**What you should do:** Your task is to copy the listing exactly, with the pictures left out.

Recorded data

++++++++++

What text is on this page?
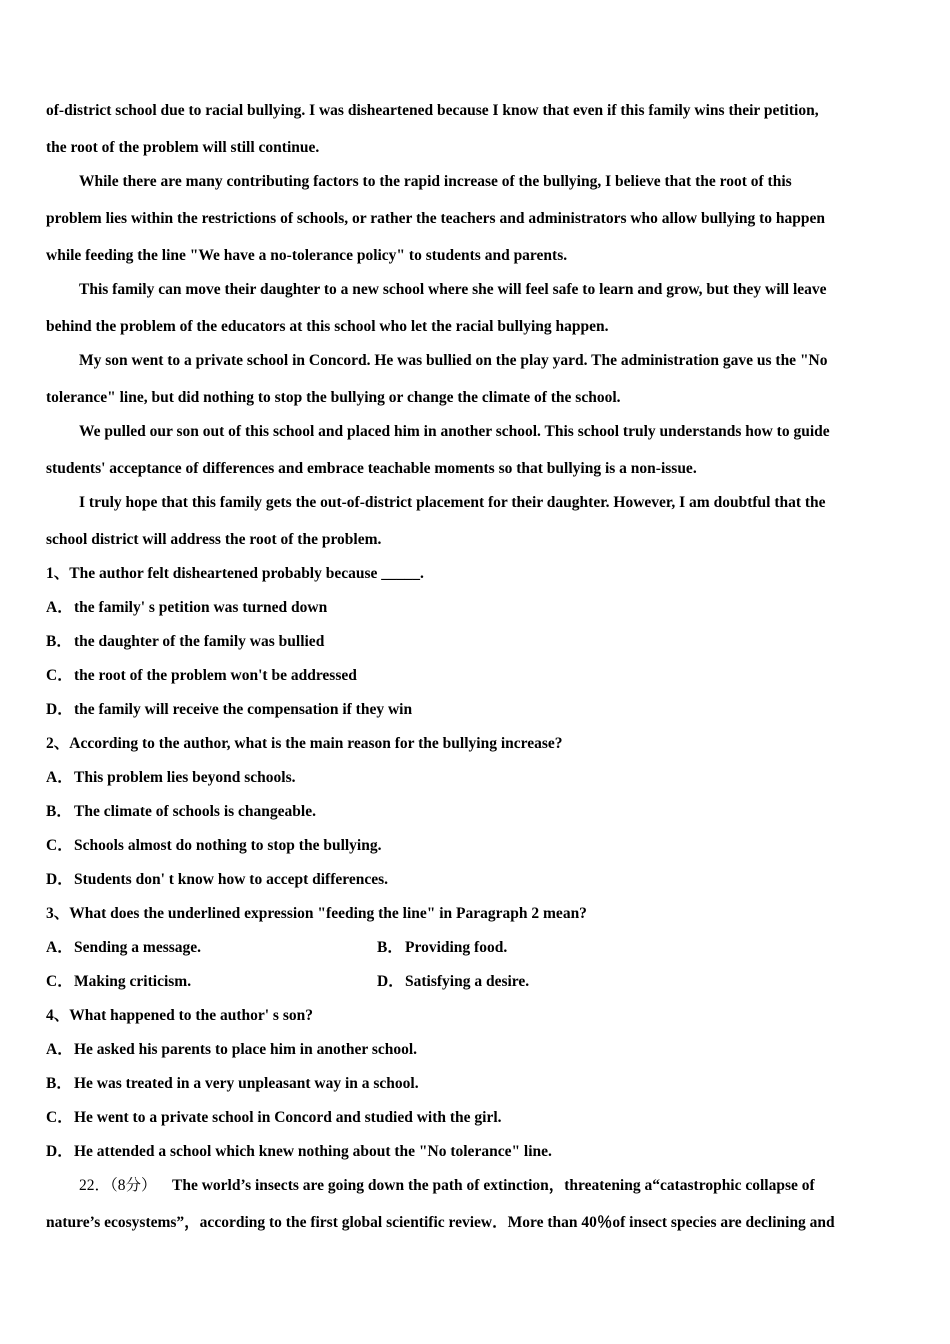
of-district school due to racial bullying. I was disheartened because I know that even if this family wins their petition,
the root of the problem will still continue.
While there are many contributing factors to the rapid increase of the bullying, I believe that the root of this
problem lies within the restrictions of schools, or rather the teachers and administrators who allow bullying to happen
while feeding the line "We have a no-tolerance policy" to students and parents.
This family can move their daughter to a new school where she will feel safe to learn and grow, but they will leave
behind the problem of the educators at this school who let the racial bullying happen.
My son went to a private school in Concord. He was bullied on the play yard. The administration gave us the "No
tolerance" line, but did nothing to stop the bullying or change the climate of the school.
We pulled our son out of this school and placed him in another school. This school truly understands how to guide
students' acceptance of differences and embrace teachable moments so that bullying is a non-issue.
I truly hope that this family gets the out-of-district placement for their daughter. However, I am doubtful that the
school district will address the root of the problem.
1、The author felt disheartened probably because _____.
A．the family' s petition was turned down
B． the daughter of the family was bullied
C．the root of the problem won't be addressed
D．the family will receive the compensation if they win
2、According to the author, what is the main reason for the bullying increase?
A．This problem lies beyond schools.
B． The climate of schools is changeable.
C．Schools almost do nothing to stop the bullying.
D．Students don' t know how to accept differences.
3、What does the underlined expression "feeding the line" in Paragraph 2 mean?
A．Sending a message.	B． Providing food.
C．Making criticism.	D．Satisfying a desire.
4、What happened to the author' s son?
A．He asked his parents to place him in another school.
B． He was treated in a very unpleasant way in a school.
C．He went to a private school in Concord and studied with the girl.
D．He attended a school which knew nothing about the "No tolerance" line.
22．（8分） The world’s insects are going down the path of extinction，threatening a“catastrophic collapse of
nature’s ecosystems”，according to the first global scientific review．More than 40％of insect species are declining and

++++++++++

**Task solution:**
What text is on this page?
of-district school due to racial bullying. I was disheartened because I know that even if this family wins their petition,
the root of the problem will still continue.
While there are many contributing factors to the rapid increase of the bullying, I believe that the root of this
problem lies within the restrictions of schools, or rather the teachers and administrators who allow bullying to happen
while feeding the line "We have a no-tolerance policy" to students and parents.
This family can move their daughter to a new school where she will feel safe to learn and grow, but they will leave
behind the problem of the educators at this school who let the racial bullying happen.
My son went to a private school in Concord. He was bullied on the play yard. The administration gave us the "No
tolerance" line, but did nothing to stop the bullying or change the climate of the school.
We pulled our son out of this school and placed him in another school. This school truly understands how to guide
students' acceptance of differences and embrace teachable moments so that bullying is a non-issue.
I truly hope that this family gets the out-of-district placement for their daughter. However, I am doubtful that the
school district will address the root of the problem.
1、The author felt disheartened probably because _____.
A．the family' s petition was turned down
B． the daughter of the family was bullied
C．the root of the problem won't be addressed
D．the family will receive the compensation if they win
2、According to the author, what is the main reason for the bullying increase?
A．This problem lies beyond schools.
B． The climate of schools is changeable.
C．Schools almost do nothing to stop the bullying.
D．Students don' t know how to accept differences.
3、What does the underlined expression "feeding the line" in Paragraph 2 mean?
A．Sending a message.	B． Providing food.
C．Making criticism.	D．Satisfying a desire.
4、What happened to the author' s son?
A．He asked his parents to place him in another school.
B． He was treated in a very unpleasant way in a school.
C．He went to a private school in Concord and studied with the girl.
D．He attended a school which knew nothing about the "No tolerance" line.
22．（8分） The world’s insects are going down the path of extinction，threatening a“catastrophic collapse of
nature’s ecosystems”，according to the first global scientific review．More than 40％of insect species are declining and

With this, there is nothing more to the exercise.